■ **PROBLEM DESCRIPTION**: Would you return all of this data exactly, leaving nothing out?

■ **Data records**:
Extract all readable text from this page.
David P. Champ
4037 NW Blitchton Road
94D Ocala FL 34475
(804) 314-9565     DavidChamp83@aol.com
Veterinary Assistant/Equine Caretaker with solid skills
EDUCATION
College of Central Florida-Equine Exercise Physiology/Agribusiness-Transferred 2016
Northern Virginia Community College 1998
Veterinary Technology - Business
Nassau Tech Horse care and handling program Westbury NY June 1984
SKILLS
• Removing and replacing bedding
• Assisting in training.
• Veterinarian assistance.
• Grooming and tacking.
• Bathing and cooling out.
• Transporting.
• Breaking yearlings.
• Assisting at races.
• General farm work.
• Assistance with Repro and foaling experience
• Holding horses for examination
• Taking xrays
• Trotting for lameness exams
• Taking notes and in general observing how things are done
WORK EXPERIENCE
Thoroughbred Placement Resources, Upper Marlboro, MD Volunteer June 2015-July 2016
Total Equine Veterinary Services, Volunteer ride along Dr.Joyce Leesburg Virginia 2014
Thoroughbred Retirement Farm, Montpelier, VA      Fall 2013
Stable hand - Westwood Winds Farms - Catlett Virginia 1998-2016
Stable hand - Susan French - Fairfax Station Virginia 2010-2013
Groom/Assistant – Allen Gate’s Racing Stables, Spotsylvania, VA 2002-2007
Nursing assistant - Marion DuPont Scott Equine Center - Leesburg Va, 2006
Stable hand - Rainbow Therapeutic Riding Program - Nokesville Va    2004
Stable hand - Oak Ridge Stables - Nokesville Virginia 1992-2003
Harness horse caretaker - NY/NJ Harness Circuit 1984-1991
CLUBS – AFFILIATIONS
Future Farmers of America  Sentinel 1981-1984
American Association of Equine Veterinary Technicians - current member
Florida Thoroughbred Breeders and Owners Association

■ **WRITTEN ANSWER**:
Extract all readable text from this page.
David P. Champ
4037 NW Blitchton Road
94D Ocala FL 34475
(804) 314-9565     DavidChamp83@aol.com
Veterinary Assistant/Equine Caretaker with solid skills
EDUCATION
College of Central Florida-Equine Exercise Physiology/Agribusiness-Transferred 2016
Northern Virginia Community College 1998
Veterinary Technology - Business
Nassau Tech Horse care and handling program Westbury NY June 1984
SKILLS
• Removing and replacing bedding
• Assisting in training.
• Veterinarian assistance.
• Grooming and tacking.
• Bathing and cooling out.
• Transporting.
• Breaking yearlings.
• Assisting at races.
• General farm work.
• Assistance with Repro and foaling experience
• Holding horses for examination
• Taking xrays
• Trotting for lameness exams
• Taking notes and in general observing how things are done
WORK EXPERIENCE
Thoroughbred Placement Resources, Upper Marlboro, MD Volunteer June 2015-July 2016
Total Equine Veterinary Services, Volunteer ride along Dr.Joyce Leesburg Virginia 2014
Thoroughbred Retirement Farm, Montpelier, VA      Fall 2013
Stable hand - Westwood Winds Farms - Catlett Virginia 1998-2016
Stable hand - Susan French - Fairfax Station Virginia 2010-2013
Groom/Assistant – Allen Gate’s Racing Stables, Spotsylvania, VA 2002-2007
Nursing assistant - Marion DuPont Scott Equine Center - Leesburg Va, 2006
Stable hand - Rainbow Therapeutic Riding Program - Nokesville Va    2004
Stable hand - Oak Ridge Stables - Nokesville Virginia 1992-2003
Harness horse caretaker - NY/NJ Harness Circuit 1984-1991
CLUBS – AFFILIATIONS
Future Farmers of America  Sentinel 1981-1984
American Association of Equine Veterinary Technicians - current member
Florida Thoroughbred Breeders and Owners Association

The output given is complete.